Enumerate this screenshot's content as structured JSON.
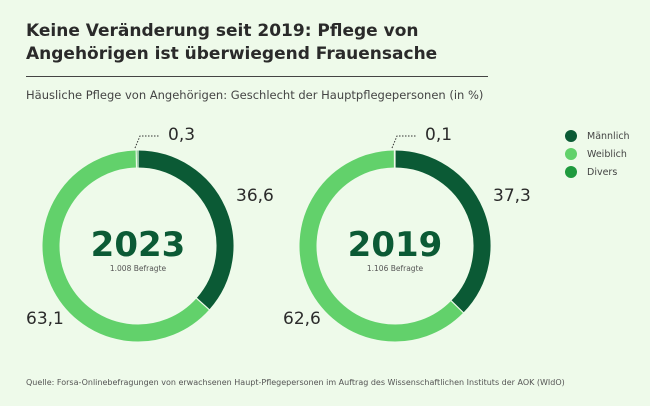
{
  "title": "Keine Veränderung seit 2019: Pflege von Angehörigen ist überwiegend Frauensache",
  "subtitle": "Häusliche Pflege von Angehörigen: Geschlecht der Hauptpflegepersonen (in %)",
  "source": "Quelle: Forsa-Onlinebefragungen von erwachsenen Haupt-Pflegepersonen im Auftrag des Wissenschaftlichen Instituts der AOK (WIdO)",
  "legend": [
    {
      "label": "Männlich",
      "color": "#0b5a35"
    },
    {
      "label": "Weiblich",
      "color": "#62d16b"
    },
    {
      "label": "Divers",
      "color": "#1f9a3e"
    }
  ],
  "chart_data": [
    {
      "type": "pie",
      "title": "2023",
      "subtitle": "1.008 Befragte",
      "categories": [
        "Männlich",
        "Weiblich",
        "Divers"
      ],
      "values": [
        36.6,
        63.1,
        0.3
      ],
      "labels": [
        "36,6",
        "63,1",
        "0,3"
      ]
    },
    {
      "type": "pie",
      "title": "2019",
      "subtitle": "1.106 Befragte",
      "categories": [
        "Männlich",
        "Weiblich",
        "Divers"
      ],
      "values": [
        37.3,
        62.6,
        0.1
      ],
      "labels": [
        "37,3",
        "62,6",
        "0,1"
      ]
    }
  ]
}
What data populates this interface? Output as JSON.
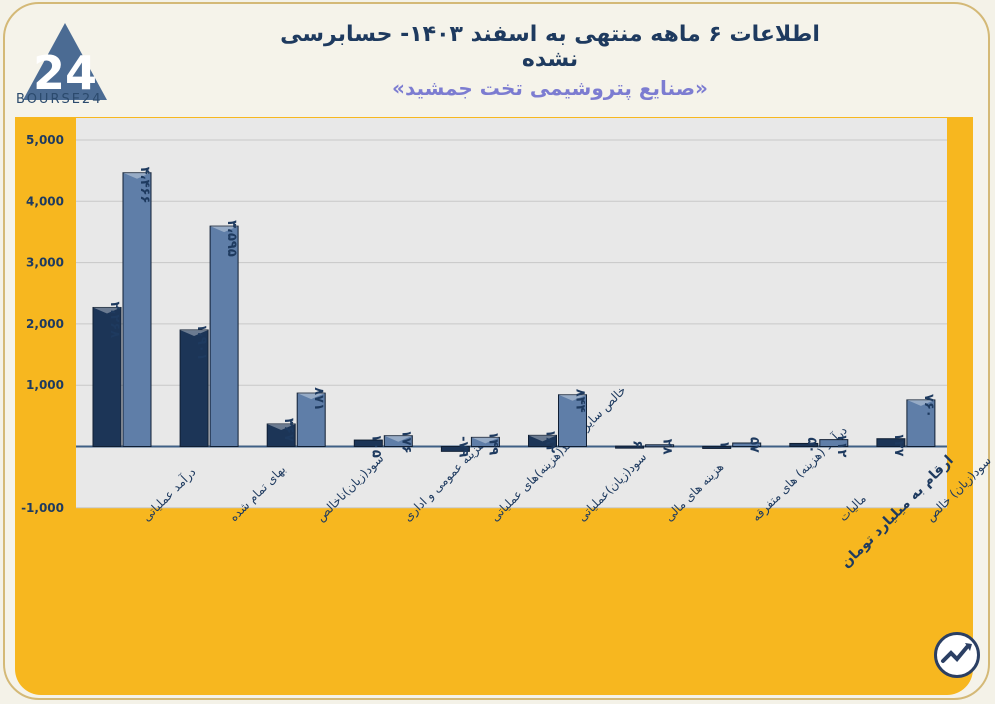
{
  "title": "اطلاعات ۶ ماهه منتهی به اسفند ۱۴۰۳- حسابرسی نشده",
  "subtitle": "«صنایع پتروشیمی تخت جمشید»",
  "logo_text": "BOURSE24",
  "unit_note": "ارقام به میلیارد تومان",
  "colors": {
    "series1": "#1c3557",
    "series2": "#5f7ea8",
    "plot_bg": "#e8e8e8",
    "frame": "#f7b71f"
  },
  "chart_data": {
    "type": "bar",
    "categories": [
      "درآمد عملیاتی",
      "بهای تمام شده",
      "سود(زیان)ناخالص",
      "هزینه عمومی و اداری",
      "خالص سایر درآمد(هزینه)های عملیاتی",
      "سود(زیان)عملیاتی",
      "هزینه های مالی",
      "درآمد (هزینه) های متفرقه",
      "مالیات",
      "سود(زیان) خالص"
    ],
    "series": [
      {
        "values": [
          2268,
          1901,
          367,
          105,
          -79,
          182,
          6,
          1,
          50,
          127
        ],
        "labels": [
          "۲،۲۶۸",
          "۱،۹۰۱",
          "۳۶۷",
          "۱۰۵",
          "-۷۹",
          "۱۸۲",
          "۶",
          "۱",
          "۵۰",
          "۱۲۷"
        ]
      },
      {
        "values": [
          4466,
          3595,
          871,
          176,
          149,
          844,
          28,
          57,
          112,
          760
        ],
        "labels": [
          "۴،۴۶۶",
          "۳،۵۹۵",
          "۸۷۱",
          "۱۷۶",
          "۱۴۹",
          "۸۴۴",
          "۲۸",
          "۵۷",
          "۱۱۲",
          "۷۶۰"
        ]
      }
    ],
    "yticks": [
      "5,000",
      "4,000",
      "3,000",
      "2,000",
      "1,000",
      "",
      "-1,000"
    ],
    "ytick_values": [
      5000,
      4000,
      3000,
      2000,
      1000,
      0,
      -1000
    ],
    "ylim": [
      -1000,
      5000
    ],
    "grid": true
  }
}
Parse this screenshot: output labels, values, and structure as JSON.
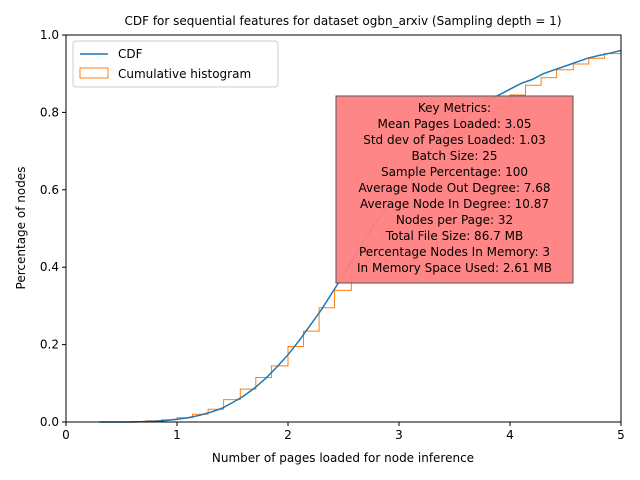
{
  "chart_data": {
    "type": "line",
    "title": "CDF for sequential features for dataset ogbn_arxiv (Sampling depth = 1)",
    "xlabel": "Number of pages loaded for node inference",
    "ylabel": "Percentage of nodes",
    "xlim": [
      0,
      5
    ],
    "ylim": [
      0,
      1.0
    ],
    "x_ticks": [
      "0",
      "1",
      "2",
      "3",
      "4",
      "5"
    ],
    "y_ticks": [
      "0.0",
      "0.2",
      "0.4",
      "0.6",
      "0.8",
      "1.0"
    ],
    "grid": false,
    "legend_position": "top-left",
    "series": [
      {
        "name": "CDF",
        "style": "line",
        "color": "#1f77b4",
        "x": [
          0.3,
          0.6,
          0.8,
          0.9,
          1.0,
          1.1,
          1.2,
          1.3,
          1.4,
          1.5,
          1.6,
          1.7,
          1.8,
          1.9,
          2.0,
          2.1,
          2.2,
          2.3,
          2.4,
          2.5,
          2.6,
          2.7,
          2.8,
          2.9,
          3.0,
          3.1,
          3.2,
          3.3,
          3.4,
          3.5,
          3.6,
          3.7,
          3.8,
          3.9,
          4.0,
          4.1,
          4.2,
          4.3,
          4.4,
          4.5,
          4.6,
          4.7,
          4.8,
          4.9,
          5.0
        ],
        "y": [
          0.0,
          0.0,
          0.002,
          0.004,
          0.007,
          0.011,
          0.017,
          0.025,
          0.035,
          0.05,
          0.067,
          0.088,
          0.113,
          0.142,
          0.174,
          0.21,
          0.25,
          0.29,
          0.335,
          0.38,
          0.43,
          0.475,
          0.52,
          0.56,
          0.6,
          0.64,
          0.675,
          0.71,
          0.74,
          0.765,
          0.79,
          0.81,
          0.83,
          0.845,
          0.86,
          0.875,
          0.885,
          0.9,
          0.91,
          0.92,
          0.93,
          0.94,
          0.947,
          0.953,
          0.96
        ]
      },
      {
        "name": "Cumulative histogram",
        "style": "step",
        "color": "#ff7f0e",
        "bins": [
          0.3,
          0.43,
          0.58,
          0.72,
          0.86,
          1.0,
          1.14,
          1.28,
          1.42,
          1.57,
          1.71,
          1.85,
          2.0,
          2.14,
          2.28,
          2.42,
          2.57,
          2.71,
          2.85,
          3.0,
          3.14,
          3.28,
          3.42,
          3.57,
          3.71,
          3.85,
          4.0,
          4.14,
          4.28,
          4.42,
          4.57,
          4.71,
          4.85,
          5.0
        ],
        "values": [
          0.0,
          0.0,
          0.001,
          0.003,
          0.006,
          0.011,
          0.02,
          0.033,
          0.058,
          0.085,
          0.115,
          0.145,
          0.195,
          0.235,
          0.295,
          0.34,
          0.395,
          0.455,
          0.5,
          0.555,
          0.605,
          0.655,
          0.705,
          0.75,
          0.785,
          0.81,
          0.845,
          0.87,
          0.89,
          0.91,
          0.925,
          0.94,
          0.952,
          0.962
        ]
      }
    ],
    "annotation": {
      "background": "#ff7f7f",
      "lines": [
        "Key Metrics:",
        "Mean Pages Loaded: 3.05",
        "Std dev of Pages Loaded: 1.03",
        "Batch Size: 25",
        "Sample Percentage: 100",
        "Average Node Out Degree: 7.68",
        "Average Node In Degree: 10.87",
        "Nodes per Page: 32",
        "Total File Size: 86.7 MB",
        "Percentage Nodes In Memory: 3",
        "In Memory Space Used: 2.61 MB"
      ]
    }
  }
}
__________________________________________________
**To be done:** Pictures in the records above should not be copied. Repeat everything else exactly.

**Response:**
Enumerate this screenshot's content as structured JSON.
{
  "title": "Keine Veränderung seit 2019: Pflege von Angehörigen ist überwiegend Frauensache",
  "subtitle": "Häusliche Pflege von Angehörigen: Geschlecht der Hauptpflegepersonen (in %)",
  "source": "Quelle: Forsa-Onlinebefragungen von erwachsenen Haupt-Pflegepersonen im Auftrag des Wissenschaftlichen Instituts der AOK (WIdO)",
  "legend": [
    {
      "label": "Männlich",
      "color": "#0b5a35"
    },
    {
      "label": "Weiblich",
      "color": "#62d16b"
    },
    {
      "label": "Divers",
      "color": "#1f9a3e"
    }
  ],
  "chart_data": [
    {
      "type": "pie",
      "title": "2023",
      "subtitle": "1.008 Befragte",
      "categories": [
        "Männlich",
        "Weiblich",
        "Divers"
      ],
      "values": [
        36.6,
        63.1,
        0.3
      ],
      "labels": [
        "36,6",
        "63,1",
        "0,3"
      ]
    },
    {
      "type": "pie",
      "title": "2019",
      "subtitle": "1.106 Befragte",
      "categories": [
        "Männlich",
        "Weiblich",
        "Divers"
      ],
      "values": [
        37.3,
        62.6,
        0.1
      ],
      "labels": [
        "37,3",
        "62,6",
        "0,1"
      ]
    }
  ]
}
What data populates this interface? Output as JSON.
{
  "title": "اطلاعات ۶ ماهه منتهی به اسفند ۱۴۰۳- حسابرسی نشده",
  "subtitle": "«صنایع پتروشیمی تخت جمشید»",
  "logo_text": "BOURSE24",
  "unit_note": "ارقام به میلیارد تومان",
  "colors": {
    "series1": "#1c3557",
    "series2": "#5f7ea8",
    "plot_bg": "#e8e8e8",
    "frame": "#f7b71f"
  },
  "chart_data": {
    "type": "bar",
    "categories": [
      "درآمد عملیاتی",
      "بهای تمام شده",
      "سود(زیان)ناخالص",
      "هزینه عمومی و اداری",
      "خالص سایر درآمد(هزینه)های عملیاتی",
      "سود(زیان)عملیاتی",
      "هزینه های مالی",
      "درآمد (هزینه) های متفرقه",
      "مالیات",
      "سود(زیان) خالص"
    ],
    "series": [
      {
        "values": [
          2268,
          1901,
          367,
          105,
          -79,
          182,
          6,
          1,
          50,
          127
        ],
        "labels": [
          "۲،۲۶۸",
          "۱،۹۰۱",
          "۳۶۷",
          "۱۰۵",
          "-۷۹",
          "۱۸۲",
          "۶",
          "۱",
          "۵۰",
          "۱۲۷"
        ]
      },
      {
        "values": [
          4466,
          3595,
          871,
          176,
          149,
          844,
          28,
          57,
          112,
          760
        ],
        "labels": [
          "۴،۴۶۶",
          "۳،۵۹۵",
          "۸۷۱",
          "۱۷۶",
          "۱۴۹",
          "۸۴۴",
          "۲۸",
          "۵۷",
          "۱۱۲",
          "۷۶۰"
        ]
      }
    ],
    "yticks": [
      "5,000",
      "4,000",
      "3,000",
      "2,000",
      "1,000",
      "",
      "-1,000"
    ],
    "ytick_values": [
      5000,
      4000,
      3000,
      2000,
      1000,
      0,
      -1000
    ],
    "ylim": [
      -1000,
      5000
    ],
    "grid": true
  }
}
Parse this screenshot: output labels, values, and structure as JSON.
{
  "chart_data": {
    "type": "line",
    "title": "CDF for sequential features for dataset ogbn_arxiv (Sampling depth = 1)",
    "xlabel": "Number of pages loaded for node inference",
    "ylabel": "Percentage of nodes",
    "xlim": [
      0,
      5
    ],
    "ylim": [
      0,
      1.0
    ],
    "x_ticks": [
      "0",
      "1",
      "2",
      "3",
      "4",
      "5"
    ],
    "y_ticks": [
      "0.0",
      "0.2",
      "0.4",
      "0.6",
      "0.8",
      "1.0"
    ],
    "grid": false,
    "legend_position": "top-left",
    "series": [
      {
        "name": "CDF",
        "style": "line",
        "color": "#1f77b4",
        "x": [
          0.3,
          0.6,
          0.8,
          0.9,
          1.0,
          1.1,
          1.2,
          1.3,
          1.4,
          1.5,
          1.6,
          1.7,
          1.8,
          1.9,
          2.0,
          2.1,
          2.2,
          2.3,
          2.4,
          2.5,
          2.6,
          2.7,
          2.8,
          2.9,
          3.0,
          3.1,
          3.2,
          3.3,
          3.4,
          3.5,
          3.6,
          3.7,
          3.8,
          3.9,
          4.0,
          4.1,
          4.2,
          4.3,
          4.4,
          4.5,
          4.6,
          4.7,
          4.8,
          4.9,
          5.0
        ],
        "y": [
          0.0,
          0.0,
          0.002,
          0.004,
          0.007,
          0.011,
          0.017,
          0.025,
          0.035,
          0.05,
          0.067,
          0.088,
          0.113,
          0.142,
          0.174,
          0.21,
          0.25,
          0.29,
          0.335,
          0.38,
          0.43,
          0.475,
          0.52,
          0.56,
          0.6,
          0.64,
          0.675,
          0.71,
          0.74,
          0.765,
          0.79,
          0.81,
          0.83,
          0.845,
          0.86,
          0.875,
          0.885,
          0.9,
          0.91,
          0.92,
          0.93,
          0.94,
          0.947,
          0.953,
          0.96
        ]
      },
      {
        "name": "Cumulative histogram",
        "style": "step",
        "color": "#ff7f0e",
        "bins": [
          0.3,
          0.43,
          0.58,
          0.72,
          0.86,
          1.0,
          1.14,
          1.28,
          1.42,
          1.57,
          1.71,
          1.85,
          2.0,
          2.14,
          2.28,
          2.42,
          2.57,
          2.71,
          2.85,
          3.0,
          3.14,
          3.28,
          3.42,
          3.57,
          3.71,
          3.85,
          4.0,
          4.14,
          4.28,
          4.42,
          4.57,
          4.71,
          4.85,
          5.0
        ],
        "values": [
          0.0,
          0.0,
          0.001,
          0.003,
          0.006,
          0.011,
          0.02,
          0.033,
          0.058,
          0.085,
          0.115,
          0.145,
          0.195,
          0.235,
          0.295,
          0.34,
          0.395,
          0.455,
          0.5,
          0.555,
          0.605,
          0.655,
          0.705,
          0.75,
          0.785,
          0.81,
          0.845,
          0.87,
          0.89,
          0.91,
          0.925,
          0.94,
          0.952,
          0.962
        ]
      }
    ],
    "annotation": {
      "background": "#ff7f7f",
      "lines": [
        "Key Metrics:",
        "Mean Pages Loaded: 3.05",
        "Std dev of Pages Loaded: 1.03",
        "Batch Size: 25",
        "Sample Percentage: 100",
        "Average Node Out Degree: 7.68",
        "Average Node In Degree: 10.87",
        "Nodes per Page: 32",
        "Total File Size: 86.7 MB",
        "Percentage Nodes In Memory: 3",
        "In Memory Space Used: 2.61 MB"
      ]
    }
  }
}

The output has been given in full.